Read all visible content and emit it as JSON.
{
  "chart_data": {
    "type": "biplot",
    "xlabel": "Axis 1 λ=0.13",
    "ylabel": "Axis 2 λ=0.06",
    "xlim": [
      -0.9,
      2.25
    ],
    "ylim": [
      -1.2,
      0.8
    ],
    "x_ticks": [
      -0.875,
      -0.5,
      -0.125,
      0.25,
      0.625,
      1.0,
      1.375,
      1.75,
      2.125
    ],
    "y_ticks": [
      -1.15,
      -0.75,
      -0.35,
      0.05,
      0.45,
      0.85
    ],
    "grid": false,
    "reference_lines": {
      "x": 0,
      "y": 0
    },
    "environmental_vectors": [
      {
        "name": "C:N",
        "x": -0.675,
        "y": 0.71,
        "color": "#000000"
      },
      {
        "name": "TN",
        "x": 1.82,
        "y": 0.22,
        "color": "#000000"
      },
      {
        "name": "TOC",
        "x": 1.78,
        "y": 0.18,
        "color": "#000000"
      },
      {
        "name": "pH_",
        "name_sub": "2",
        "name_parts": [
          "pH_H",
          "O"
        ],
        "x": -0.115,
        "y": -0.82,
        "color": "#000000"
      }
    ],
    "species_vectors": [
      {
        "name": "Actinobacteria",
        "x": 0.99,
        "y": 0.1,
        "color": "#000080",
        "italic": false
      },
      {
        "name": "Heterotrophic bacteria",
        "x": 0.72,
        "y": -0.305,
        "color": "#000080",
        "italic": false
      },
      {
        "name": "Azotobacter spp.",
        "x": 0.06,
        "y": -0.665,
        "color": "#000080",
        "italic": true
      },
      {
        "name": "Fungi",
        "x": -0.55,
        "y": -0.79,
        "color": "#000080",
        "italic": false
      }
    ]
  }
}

ASSIGNED TASK ::
Check each line of the material for "Axis". Copy the ones that have it.

ANSWER BELOW ::
    "xlabel": "Axis 1 λ=0.13",
    "ylabel": "Axis 2 λ=0.06",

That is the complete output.